____ Exercise input
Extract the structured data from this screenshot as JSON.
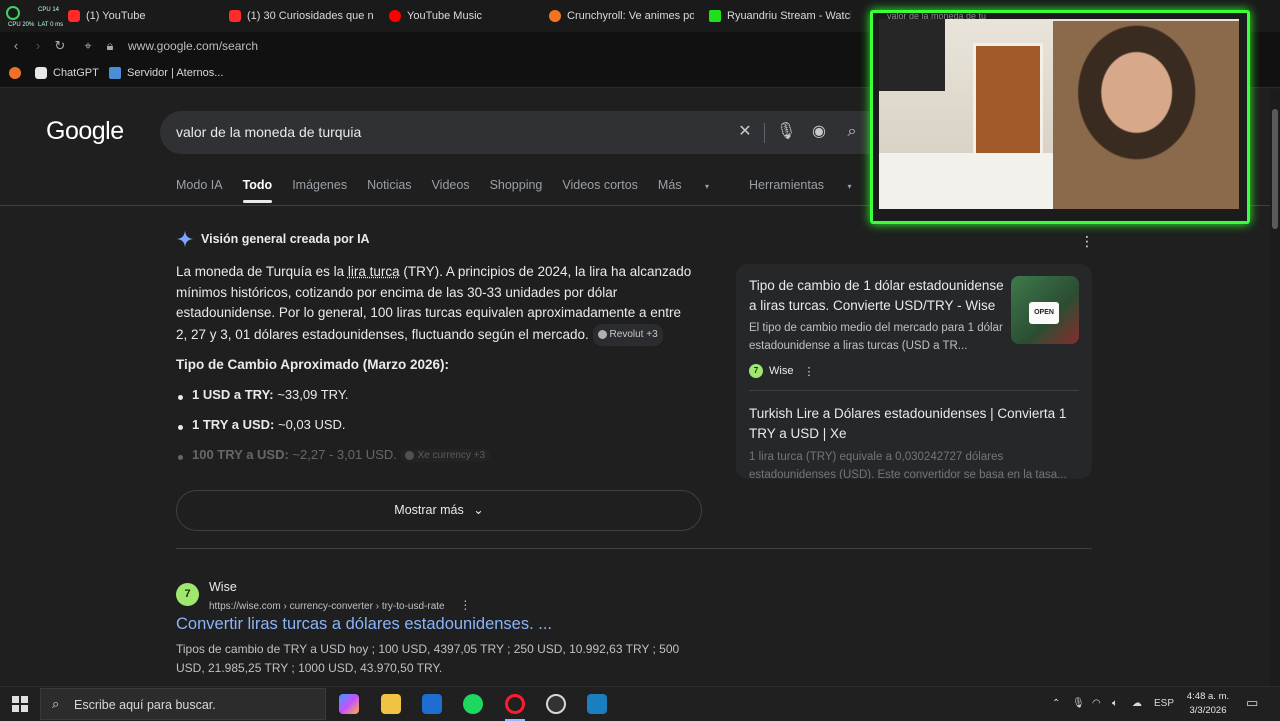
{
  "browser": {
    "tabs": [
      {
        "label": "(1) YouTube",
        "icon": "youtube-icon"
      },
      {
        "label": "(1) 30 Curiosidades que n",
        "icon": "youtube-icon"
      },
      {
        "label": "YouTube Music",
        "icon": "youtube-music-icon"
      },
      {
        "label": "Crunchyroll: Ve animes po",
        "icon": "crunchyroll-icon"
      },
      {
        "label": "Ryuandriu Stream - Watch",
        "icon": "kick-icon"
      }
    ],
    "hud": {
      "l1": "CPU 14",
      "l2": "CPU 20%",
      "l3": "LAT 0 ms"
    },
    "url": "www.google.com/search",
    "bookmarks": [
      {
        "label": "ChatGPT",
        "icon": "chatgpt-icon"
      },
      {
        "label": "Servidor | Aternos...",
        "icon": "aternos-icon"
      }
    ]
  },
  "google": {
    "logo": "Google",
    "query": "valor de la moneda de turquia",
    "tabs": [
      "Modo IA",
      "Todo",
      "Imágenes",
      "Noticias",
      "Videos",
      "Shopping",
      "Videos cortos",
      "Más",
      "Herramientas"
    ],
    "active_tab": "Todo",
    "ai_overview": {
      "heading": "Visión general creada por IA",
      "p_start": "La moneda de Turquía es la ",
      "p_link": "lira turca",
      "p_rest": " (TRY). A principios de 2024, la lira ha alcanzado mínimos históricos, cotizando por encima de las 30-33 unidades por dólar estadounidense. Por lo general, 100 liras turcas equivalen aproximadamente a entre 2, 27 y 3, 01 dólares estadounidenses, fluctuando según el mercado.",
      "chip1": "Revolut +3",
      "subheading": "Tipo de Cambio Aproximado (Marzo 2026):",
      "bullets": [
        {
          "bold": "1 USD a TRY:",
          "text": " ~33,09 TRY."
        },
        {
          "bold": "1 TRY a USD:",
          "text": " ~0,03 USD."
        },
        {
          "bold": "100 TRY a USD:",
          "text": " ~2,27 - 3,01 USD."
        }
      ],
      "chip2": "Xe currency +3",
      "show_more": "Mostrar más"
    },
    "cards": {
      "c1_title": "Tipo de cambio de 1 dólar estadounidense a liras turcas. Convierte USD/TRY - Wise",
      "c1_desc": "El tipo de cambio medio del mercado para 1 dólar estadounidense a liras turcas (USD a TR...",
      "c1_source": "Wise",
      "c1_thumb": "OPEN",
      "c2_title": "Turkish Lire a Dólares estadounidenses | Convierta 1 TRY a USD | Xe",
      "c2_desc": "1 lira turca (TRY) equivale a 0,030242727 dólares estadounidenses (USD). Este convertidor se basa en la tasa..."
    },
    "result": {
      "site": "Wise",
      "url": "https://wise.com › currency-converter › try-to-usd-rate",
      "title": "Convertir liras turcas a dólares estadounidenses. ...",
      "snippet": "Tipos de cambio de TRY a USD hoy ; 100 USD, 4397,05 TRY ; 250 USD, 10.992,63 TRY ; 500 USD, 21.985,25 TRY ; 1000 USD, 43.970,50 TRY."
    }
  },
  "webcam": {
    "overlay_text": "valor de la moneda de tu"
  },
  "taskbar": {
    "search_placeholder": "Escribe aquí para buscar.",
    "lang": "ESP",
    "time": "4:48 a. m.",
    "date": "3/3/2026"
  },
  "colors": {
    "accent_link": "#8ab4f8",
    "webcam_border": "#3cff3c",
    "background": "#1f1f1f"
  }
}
________
____ Exercise input
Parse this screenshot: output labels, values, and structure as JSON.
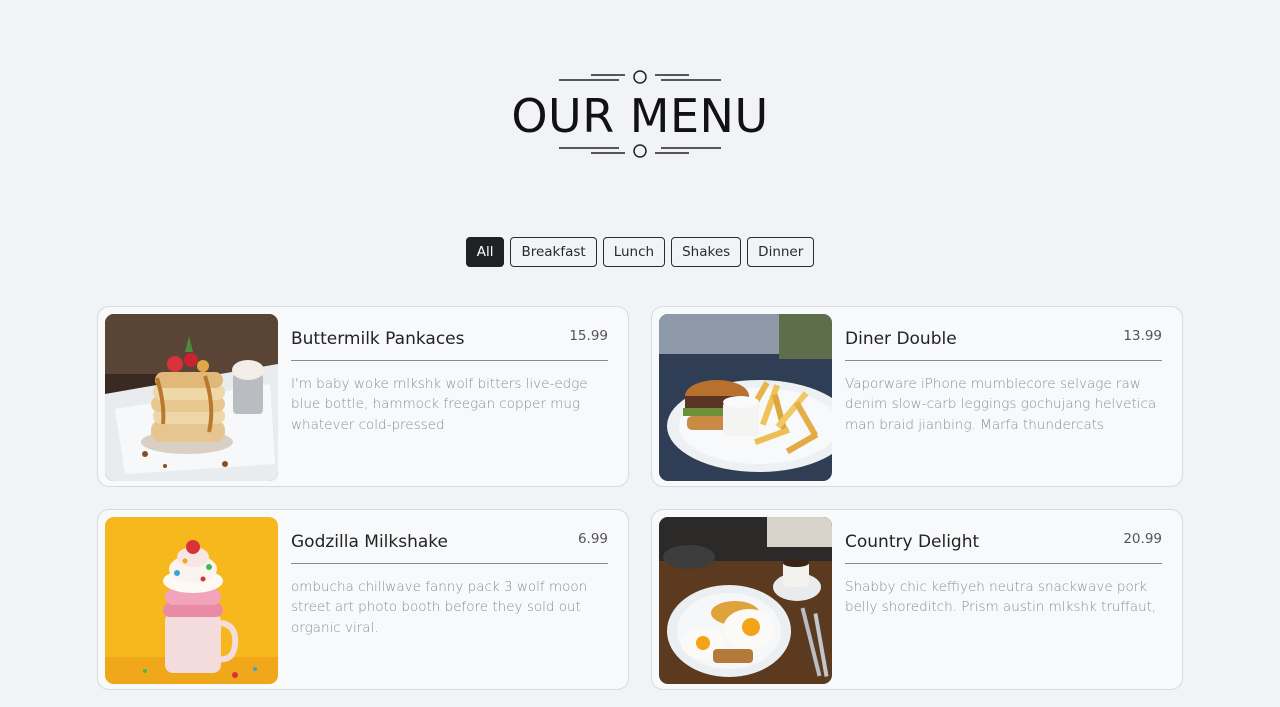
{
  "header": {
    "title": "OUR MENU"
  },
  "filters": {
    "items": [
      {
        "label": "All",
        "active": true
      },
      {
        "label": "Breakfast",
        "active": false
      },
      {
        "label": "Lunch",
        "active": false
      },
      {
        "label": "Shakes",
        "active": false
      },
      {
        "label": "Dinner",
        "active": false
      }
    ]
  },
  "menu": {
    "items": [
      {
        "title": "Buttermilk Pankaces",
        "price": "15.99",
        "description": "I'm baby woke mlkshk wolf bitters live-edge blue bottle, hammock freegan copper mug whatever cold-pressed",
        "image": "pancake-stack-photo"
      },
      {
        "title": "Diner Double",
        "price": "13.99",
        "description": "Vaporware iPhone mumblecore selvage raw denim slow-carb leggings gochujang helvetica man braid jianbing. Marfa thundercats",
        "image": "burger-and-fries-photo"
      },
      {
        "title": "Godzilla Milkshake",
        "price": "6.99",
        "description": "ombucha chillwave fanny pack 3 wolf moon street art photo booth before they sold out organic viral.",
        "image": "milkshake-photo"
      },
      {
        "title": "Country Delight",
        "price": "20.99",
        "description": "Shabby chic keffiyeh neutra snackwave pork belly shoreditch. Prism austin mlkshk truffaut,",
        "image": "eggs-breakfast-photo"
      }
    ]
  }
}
________
--- Exercise directions ---
From the material above, tally every line that includes the word "moneda" and state the count only.

--- Expected answer ---
3